Stored records:
☆ ☆ ☆ ☆
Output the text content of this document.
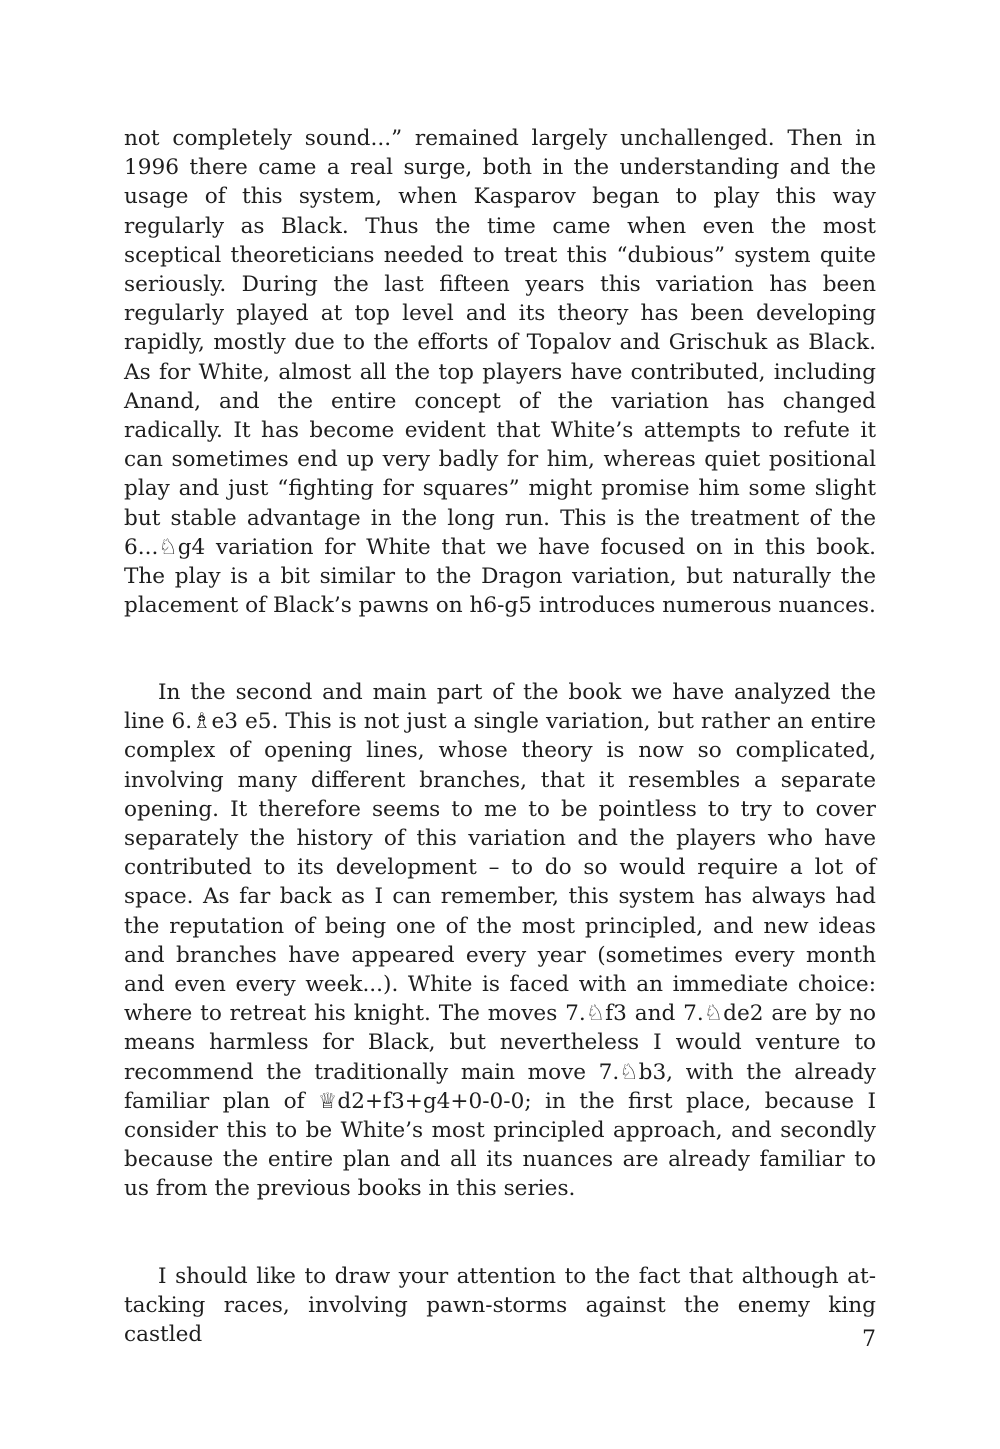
not completely sound...” remained largely unchallenged. Then in 1996 there came a real surge, both in the understanding and the usage of this system, when Kasparov began to play this way regularly as Black. Thus the time came when even the most sceptical theoreticians needed to treat this “dubious” system quite seriously. During the last fifteen years this variation has been regularly played at top level and its theory has been developing rapidly, mostly due to the efforts of Topalov and Grischuk as Black. As for White, almost all the top players have contributed, including Anand, and the entire concept of the variation has changed radically. It has become evident that White’s attempts to refute it can sometimes end up very badly for him, whereas quiet positional play and just “fighting for squares” might promise him some slight but stable advantage in the long run. This is the treatment of the 6...♘g4 variation for White that we have focused on in this book. The play is a bit similar to the Dragon variation, but naturally the placement of Black’s pawns on h6-g5 introduces numerous nuances.

In the second and main part of the book we have analyzed the line 6.♗e3 e5. This is not just a single variation, but rather an entire complex of opening lines, whose theory is now so complicated, involving many different branches, that it resembles a separate opening. It therefore seems to me to be pointless to try to cover separately the history of this variation and the players who have contributed to its development – to do so would require a lot of space. As far back as I can remember, this system has always had the reputation of being one of the most principled, and new ideas and branches have appeared every year (sometimes every month and even every week...). White is faced with an immediate choice: where to retreat his knight. The moves 7.♘f3 and 7.♘de2 are by no means harmless for Black, but nevertheless I would venture to recommend the traditionally main move 7.♘b3, with the already familiar plan of ♕d2+f3+g4+0-0-0; in the first place, because I consider this to be White’s most principled approach, and secondly because the entire plan and all its nuances are already familiar to us from the previous books in this series.

I should like to draw your attention to the fact that although attacking races, involving pawn-storms against the enemy king castled	7
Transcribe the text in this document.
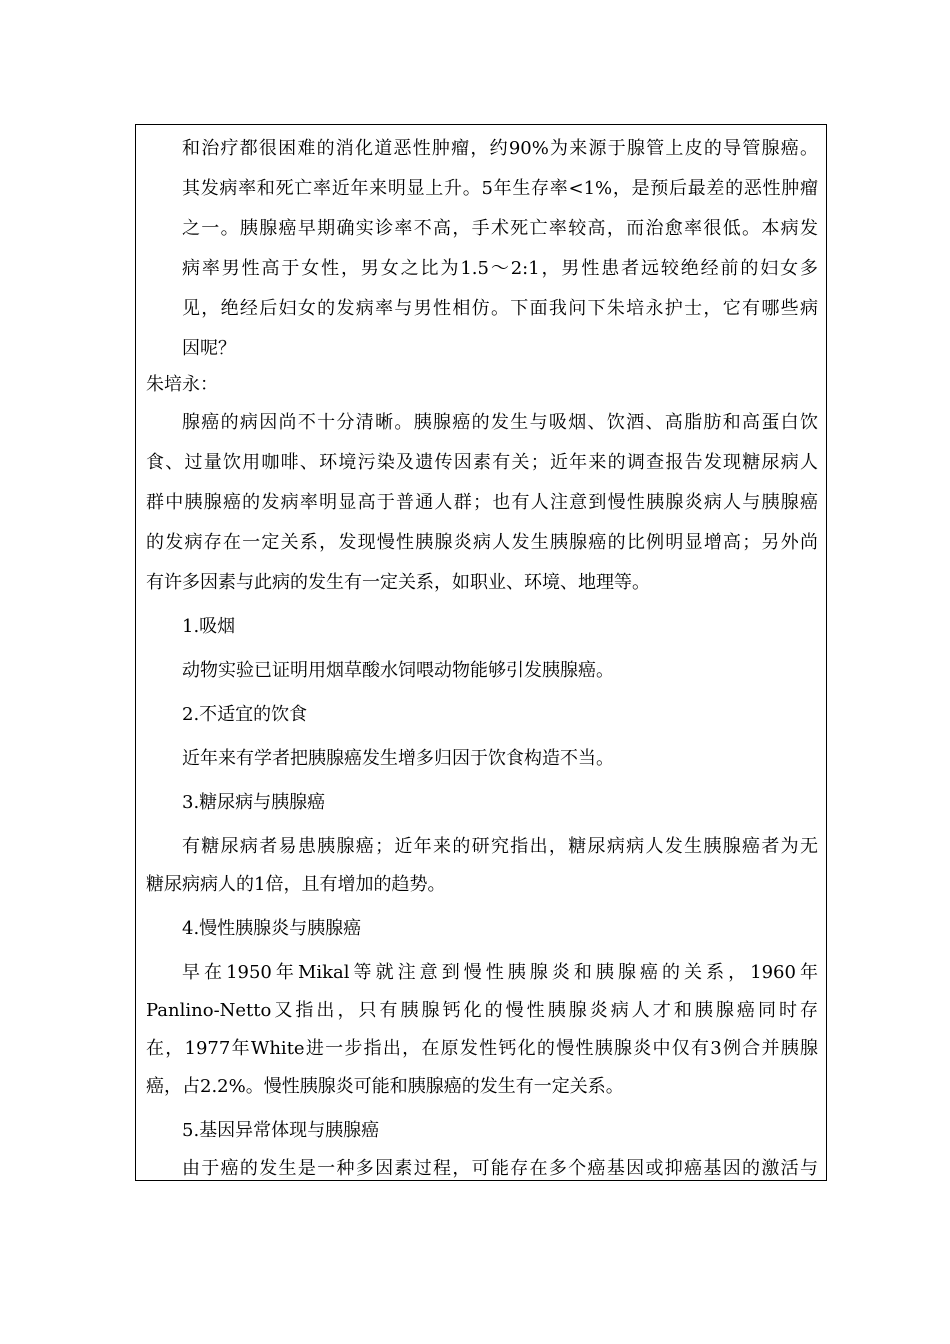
和治疗都很困难的消化道恶性肿瘤，约90%为来源于腺管上皮的导管腺癌。
其发病率和死亡率近年来明显上升。5年生存率<1%，是预后最差的恶性肿瘤
之一。胰腺癌早期确实诊率不高，手术死亡率较高，而治愈率很低。本病发
病率男性高于女性，男女之比为1.5～2:1，男性患者远较绝经前的妇女多
见，绝经后妇女的发病率与男性相仿。下面我问下朱培永护士，它有哪些病
因呢？
朱培永：
腺癌的病因尚不十分清晰。胰腺癌的发生与吸烟、饮酒、高脂肪和高蛋白饮
食、过量饮用咖啡、环境污染及遗传因素有关；近年来的调查报告发现糖尿病人
群中胰腺癌的发病率明显高于普通人群；也有人注意到慢性胰腺炎病人与胰腺癌
的发病存在一定关系，发现慢性胰腺炎病人发生胰腺癌的比例明显增高；另外尚
有许多因素与此病的发生有一定关系，如职业、环境、地理等。
1.吸烟
动物实验已证明用烟草酸水饲喂动物能够引发胰腺癌。
2.不适宜的饮食
近年来有学者把胰腺癌发生增多归因于饮食构造不当。
3.糖尿病与胰腺癌
有糖尿病者易患胰腺癌；近年来的研究指出，糖尿病病人发生胰腺癌者为无
糖尿病病人的1倍，且有增加的趋势。
4.慢性胰腺炎与胰腺癌
早在1950年Mikal等就注意到慢性胰腺炎和胰腺癌的关系，1960年
Panlino-Netto又指出，只有胰腺钙化的慢性胰腺炎病人才和胰腺癌同时存
在，1977年White进一步指出，在原发性钙化的慢性胰腺炎中仅有3例合并胰腺
癌，占2.2%。慢性胰腺炎可能和胰腺癌的发生有一定关系。
5.基因异常体现与胰腺癌
由于癌的发生是一种多因素过程，可能存在多个癌基因或抑癌基因的激活与
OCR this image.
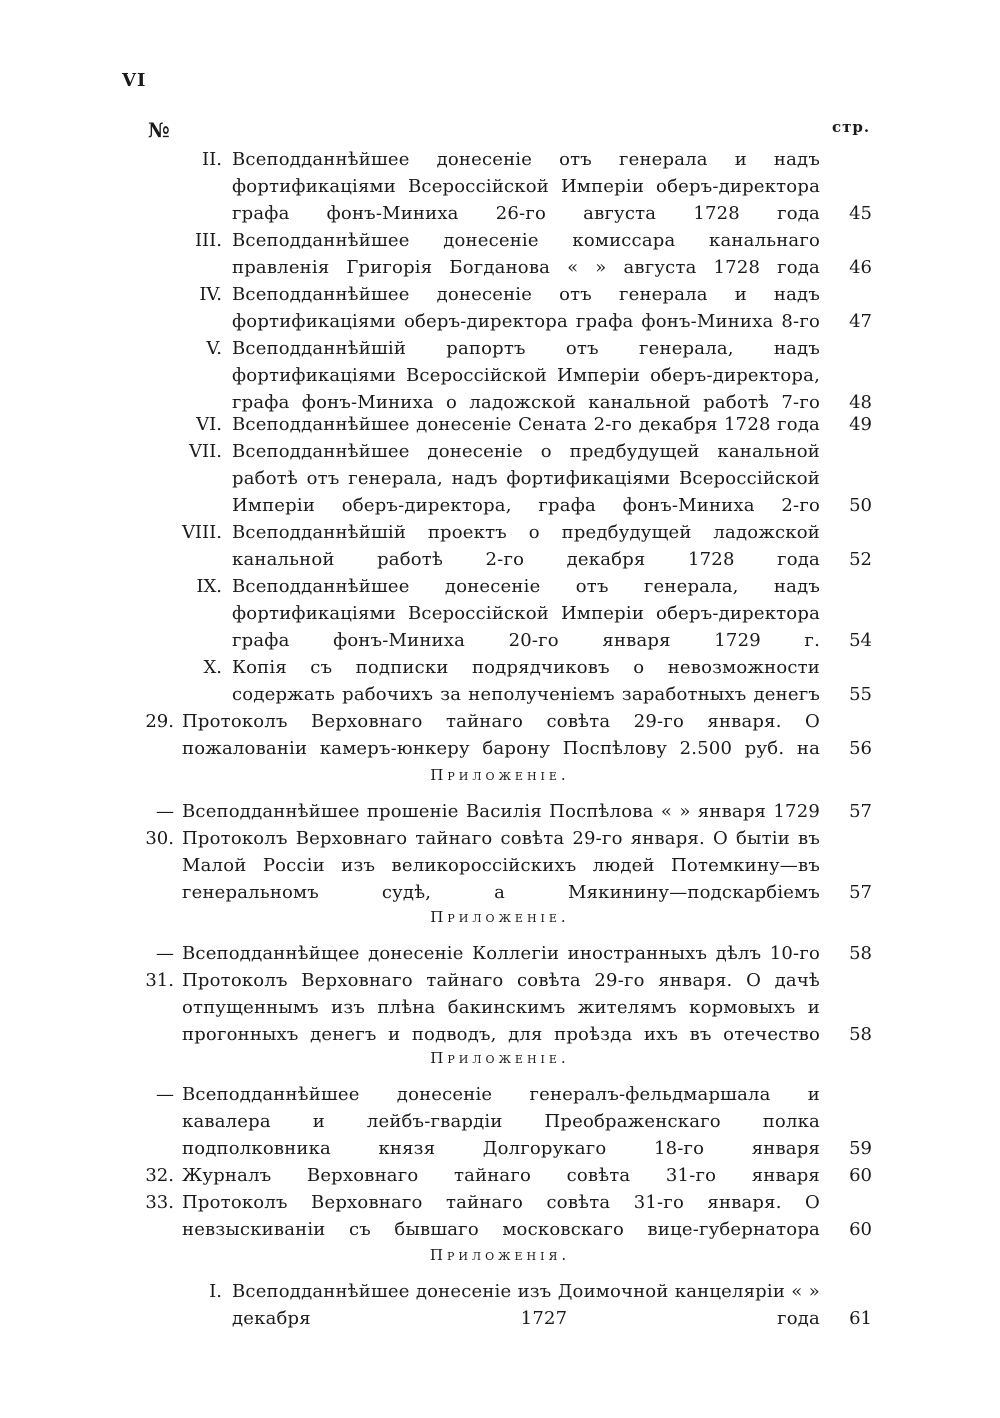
VI
№	стр.
II. Всеподданнѣйшее донесеніе отъ генерала и надъ фортификаціями Всероссійской Имперіи оберъ-директора графа фонъ-Миниха 26-го августа 1728 года	45
III. Всеподданнѣйшее донесеніе комиссара канальнаго правленія Григорія Богданова « » августа 1728 года	46
IV. Всеподданнѣйшее донесеніе отъ генерала и надъ фортификаціями оберъ-директора графа фонъ-Миниха 8-го	47
V. Всеподданнѣйшій рапортъ отъ генерала, надъ фортификаціями Всероссійской Имперіи оберъ-директора, графа фонъ-Миниха о ладожской канальной работѣ 7-го	48
VI. Всеподданнѣйшее донесеніе Сената 2-го декабря 1728 года	49
VII. Всеподданнѣйшее донесеніе о предбудущей канальной работѣ отъ генерала, надъ фортификаціями Всероссійской Имперіи оберъ-директора, графа фонъ-Миниха 2-го	50
VIII. Всеподданнѣйшій проектъ о предбудущей ладожской канальной работѣ 2-го декабря 1728 года	52
IX. Всеподданнѣйшее донесеніе отъ генерала, надъ фортификаціями Всероссійской Имперіи оберъ-директора графа фонъ-Миниха 20-го января 1729 г.	54
X. Копія съ подписки подрядчиковъ о невозможности содержать рабочихъ за неполученіемъ заработныхъ денегъ	55
29. Протоколъ Верховнаго тайнаго совѣта 29-го января. О пожалованіи камеръ-юнкеру барону Поспѣлову 2.500 руб. на	56
Приложеніе.
— Всеподданнѣйшее прошеніе Василія Поспѣлова « » января 1729	57
30. Протоколъ Верховнаго тайнаго совѣта 29-го января. О бытіи въ Малой Россіи изъ великороссійскихъ людей Потемкину—въ генеральномъ судѣ, а Мякинину—подскарбіемъ	57
Приложеніе.
— Всеподданнѣйщее донесеніе Коллегіи иностранныхъ дѣлъ 10-го	58
31. Протоколъ Верховнаго тайнаго совѣта 29-го января. О дачѣ отпущеннымъ изъ плѣна бакинскимъ жителямъ кормовыхъ и прогонныхъ денегъ и подводъ, для проѣзда ихъ въ отечество	58
Приложеніе.
— Всеподданнѣйшее донесеніе генералъ-фельдмаршала и кавалера и лейбъ-гвардіи Преображенскаго полка подполковника князя Долгорукаго 18-го января	59
32. Журналъ Верховнаго тайнаго совѣта 31-го января	60
33. Протоколъ Верховнаго тайнаго совѣта 31-го января. О невзыскиваніи съ бывшаго московскаго вице-губернатора	60
Приложенія.
I. Всеподданнѣйшее донесеніе изъ Доимочной канцеляріи « » декабря 1727 года	61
☆ ☆ ☆ ☆
PROBLEM TO WORK ON: Go through the listing above and pull out each line containing the word "надъ".

FINAL RESULT:
II. Всеподданнѣйшее донесеніе отъ генерала и надъ фортификаціями Всероссійской Имперіи оберъ-директора графа фонъ-Миниха 26-го августа 1728 года	45
IV. Всеподданнѣйшее донесеніе отъ генерала и надъ фортификаціями оберъ-директора графа фонъ-Миниха 8-го	47
V. Всеподданнѣйшій рапортъ отъ генерала, надъ фортификаціями Всероссійской Имперіи оберъ-директора, графа фонъ-Миниха о ладожской канальной работѣ 7-го	48
VII. Всеподданнѣйшее донесеніе о предбудущей канальной работѣ отъ генерала, надъ фортификаціями Всероссійской Имперіи оберъ-директора, графа фонъ-Миниха 2-го	50
IX. Всеподданнѣйшее донесеніе отъ генерала, надъ фортификаціями Всероссійской Имперіи оберъ-директора графа фонъ-Миниха 20-го января 1729 г.	54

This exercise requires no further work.